#### Action item
Please print each entry below exactly as it reads.

Records from a collection:
* * * * * * * * *

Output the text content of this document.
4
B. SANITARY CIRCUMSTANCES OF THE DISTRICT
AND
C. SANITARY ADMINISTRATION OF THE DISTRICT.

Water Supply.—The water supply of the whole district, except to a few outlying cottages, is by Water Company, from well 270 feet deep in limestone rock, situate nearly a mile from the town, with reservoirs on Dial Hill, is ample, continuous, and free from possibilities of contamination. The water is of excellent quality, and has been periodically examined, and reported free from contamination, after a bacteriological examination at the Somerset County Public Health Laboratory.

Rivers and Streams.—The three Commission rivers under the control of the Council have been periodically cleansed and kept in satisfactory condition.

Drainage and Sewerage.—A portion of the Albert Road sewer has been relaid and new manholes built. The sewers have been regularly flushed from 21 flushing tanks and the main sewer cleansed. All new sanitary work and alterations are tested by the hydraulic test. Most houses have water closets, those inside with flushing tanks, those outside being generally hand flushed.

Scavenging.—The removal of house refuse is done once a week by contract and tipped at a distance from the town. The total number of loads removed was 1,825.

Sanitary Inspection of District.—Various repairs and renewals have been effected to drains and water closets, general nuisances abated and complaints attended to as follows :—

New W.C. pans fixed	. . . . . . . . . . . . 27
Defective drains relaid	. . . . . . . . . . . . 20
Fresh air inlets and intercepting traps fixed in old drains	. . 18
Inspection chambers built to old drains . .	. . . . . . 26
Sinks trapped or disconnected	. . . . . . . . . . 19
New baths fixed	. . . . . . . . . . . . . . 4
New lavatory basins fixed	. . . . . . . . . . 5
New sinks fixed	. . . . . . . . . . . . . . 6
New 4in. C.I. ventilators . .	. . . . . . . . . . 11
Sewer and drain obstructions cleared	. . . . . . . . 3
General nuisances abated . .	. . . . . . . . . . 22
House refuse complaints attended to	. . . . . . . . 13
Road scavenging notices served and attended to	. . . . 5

* * * * * * * * *

#### Written reply
Output the text content of this document.
4
B. SANITARY CIRCUMSTANCES OF THE DISTRICT
AND
C. SANITARY ADMINISTRATION OF THE DISTRICT.

Water Supply.—The water supply of the whole district, except to a few outlying cottages, is by Water Company, from well 270 feet deep in limestone rock, situate nearly a mile from the town, with reservoirs on Dial Hill, is ample, continuous, and free from possibilities of contamination. The water is of excellent quality, and has been periodically examined, and reported free from contamination, after a bacteriological examination at the Somerset County Public Health Laboratory.

Rivers and Streams.—The three Commission rivers under the control of the Council have been periodically cleansed and kept in satisfactory condition.

Drainage and Sewerage.—A portion of the Albert Road sewer has been relaid and new manholes built. The sewers have been regularly flushed from 21 flushing tanks and the main sewer cleansed. All new sanitary work and alterations are tested by the hydraulic test. Most houses have water closets, those inside with flushing tanks, those outside being generally hand flushed.

Scavenging.—The removal of house refuse is done once a week by contract and tipped at a distance from the town. The total number of loads removed was 1,825.

Sanitary Inspection of District.—Various repairs and renewals have been effected to drains and water closets, general nuisances abated and complaints attended to as follows :—

New W.C. pans fixed	. . . . . . . . . . . . 27
Defective drains relaid	. . . . . . . . . . . . 20
Fresh air inlets and intercepting traps fixed in old drains	. . 18
Inspection chambers built to old drains . .	. . . . . . 26
Sinks trapped or disconnected	. . . . . . . . . . 19
New baths fixed	. . . . . . . . . . . . . . 4
New lavatory basins fixed	. . . . . . . . . . 5
New sinks fixed	. . . . . . . . . . . . . . 6
New 4in. C.I. ventilators . .	. . . . . . . . . . 11
Sewer and drain obstructions cleared	. . . . . . . . 3
General nuisances abated . .	. . . . . . . . . . 22
House refuse complaints attended to	. . . . . . . . 13
Road scavenging notices served and attended to	. . . . 5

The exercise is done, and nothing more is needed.